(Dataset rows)
## Start
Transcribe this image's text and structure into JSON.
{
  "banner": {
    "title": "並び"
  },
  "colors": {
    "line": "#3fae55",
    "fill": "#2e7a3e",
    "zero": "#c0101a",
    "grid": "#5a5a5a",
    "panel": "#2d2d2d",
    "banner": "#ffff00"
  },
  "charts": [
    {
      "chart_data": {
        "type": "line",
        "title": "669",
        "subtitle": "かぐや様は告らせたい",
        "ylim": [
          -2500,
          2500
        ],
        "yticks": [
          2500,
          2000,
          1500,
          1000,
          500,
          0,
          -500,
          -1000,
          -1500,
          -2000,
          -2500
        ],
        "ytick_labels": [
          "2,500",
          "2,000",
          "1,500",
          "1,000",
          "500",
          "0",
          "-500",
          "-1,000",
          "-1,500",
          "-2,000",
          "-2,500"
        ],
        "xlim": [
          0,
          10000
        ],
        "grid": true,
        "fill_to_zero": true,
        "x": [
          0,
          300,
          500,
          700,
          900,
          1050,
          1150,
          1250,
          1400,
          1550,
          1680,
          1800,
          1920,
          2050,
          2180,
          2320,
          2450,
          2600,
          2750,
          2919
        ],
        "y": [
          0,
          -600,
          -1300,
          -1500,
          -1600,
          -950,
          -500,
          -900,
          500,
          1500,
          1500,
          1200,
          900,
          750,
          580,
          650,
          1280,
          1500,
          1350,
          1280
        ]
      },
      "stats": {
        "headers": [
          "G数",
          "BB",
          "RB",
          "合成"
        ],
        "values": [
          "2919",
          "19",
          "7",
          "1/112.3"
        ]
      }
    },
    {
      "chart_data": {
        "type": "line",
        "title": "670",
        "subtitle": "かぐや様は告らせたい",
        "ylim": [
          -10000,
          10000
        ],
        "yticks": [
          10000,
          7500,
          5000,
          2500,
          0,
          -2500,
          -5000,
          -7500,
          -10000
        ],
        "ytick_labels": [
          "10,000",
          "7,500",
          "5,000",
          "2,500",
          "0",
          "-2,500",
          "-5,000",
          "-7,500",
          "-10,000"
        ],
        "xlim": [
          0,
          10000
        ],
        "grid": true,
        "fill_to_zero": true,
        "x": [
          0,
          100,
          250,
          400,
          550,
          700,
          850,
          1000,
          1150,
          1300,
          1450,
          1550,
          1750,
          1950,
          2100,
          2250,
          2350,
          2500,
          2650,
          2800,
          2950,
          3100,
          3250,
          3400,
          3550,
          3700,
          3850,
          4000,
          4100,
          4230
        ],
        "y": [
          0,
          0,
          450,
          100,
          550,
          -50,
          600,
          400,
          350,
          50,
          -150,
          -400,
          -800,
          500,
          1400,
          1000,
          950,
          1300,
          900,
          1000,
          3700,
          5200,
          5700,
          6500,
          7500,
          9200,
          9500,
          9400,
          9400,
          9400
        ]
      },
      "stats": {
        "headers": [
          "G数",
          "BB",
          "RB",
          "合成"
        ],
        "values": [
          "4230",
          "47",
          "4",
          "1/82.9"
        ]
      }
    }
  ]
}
## End
> **Aim**:
Your task is to repeat the data exactly, with nothing left out.

> **Exercise result**:
Transcribe this image's text and structure into JSON.
{
  "banner": {
    "title": "並び"
  },
  "colors": {
    "line": "#3fae55",
    "fill": "#2e7a3e",
    "zero": "#c0101a",
    "grid": "#5a5a5a",
    "panel": "#2d2d2d",
    "banner": "#ffff00"
  },
  "charts": [
    {
      "chart_data": {
        "type": "line",
        "title": "669",
        "subtitle": "かぐや様は告らせたい",
        "ylim": [
          -2500,
          2500
        ],
        "yticks": [
          2500,
          2000,
          1500,
          1000,
          500,
          0,
          -500,
          -1000,
          -1500,
          -2000,
          -2500
        ],
        "ytick_labels": [
          "2,500",
          "2,000",
          "1,500",
          "1,000",
          "500",
          "0",
          "-500",
          "-1,000",
          "-1,500",
          "-2,000",
          "-2,500"
        ],
        "xlim": [
          0,
          10000
        ],
        "grid": true,
        "fill_to_zero": true,
        "x": [
          0,
          300,
          500,
          700,
          900,
          1050,
          1150,
          1250,
          1400,
          1550,
          1680,
          1800,
          1920,
          2050,
          2180,
          2320,
          2450,
          2600,
          2750,
          2919
        ],
        "y": [
          0,
          -600,
          -1300,
          -1500,
          -1600,
          -950,
          -500,
          -900,
          500,
          1500,
          1500,
          1200,
          900,
          750,
          580,
          650,
          1280,
          1500,
          1350,
          1280
        ]
      },
      "stats": {
        "headers": [
          "G数",
          "BB",
          "RB",
          "合成"
        ],
        "values": [
          "2919",
          "19",
          "7",
          "1/112.3"
        ]
      }
    },
    {
      "chart_data": {
        "type": "line",
        "title": "670",
        "subtitle": "かぐや様は告らせたい",
        "ylim": [
          -10000,
          10000
        ],
        "yticks": [
          10000,
          7500,
          5000,
          2500,
          0,
          -2500,
          -5000,
          -7500,
          -10000
        ],
        "ytick_labels": [
          "10,000",
          "7,500",
          "5,000",
          "2,500",
          "0",
          "-2,500",
          "-5,000",
          "-7,500",
          "-10,000"
        ],
        "xlim": [
          0,
          10000
        ],
        "grid": true,
        "fill_to_zero": true,
        "x": [
          0,
          100,
          250,
          400,
          550,
          700,
          850,
          1000,
          1150,
          1300,
          1450,
          1550,
          1750,
          1950,
          2100,
          2250,
          2350,
          2500,
          2650,
          2800,
          2950,
          3100,
          3250,
          3400,
          3550,
          3700,
          3850,
          4000,
          4100,
          4230
        ],
        "y": [
          0,
          0,
          450,
          100,
          550,
          -50,
          600,
          400,
          350,
          50,
          -150,
          -400,
          -800,
          500,
          1400,
          1000,
          950,
          1300,
          900,
          1000,
          3700,
          5200,
          5700,
          6500,
          7500,
          9200,
          9500,
          9400,
          9400,
          9400
        ]
      },
      "stats": {
        "headers": [
          "G数",
          "BB",
          "RB",
          "合成"
        ],
        "values": [
          "4230",
          "47",
          "4",
          "1/82.9"
        ]
      }
    }
  ]
}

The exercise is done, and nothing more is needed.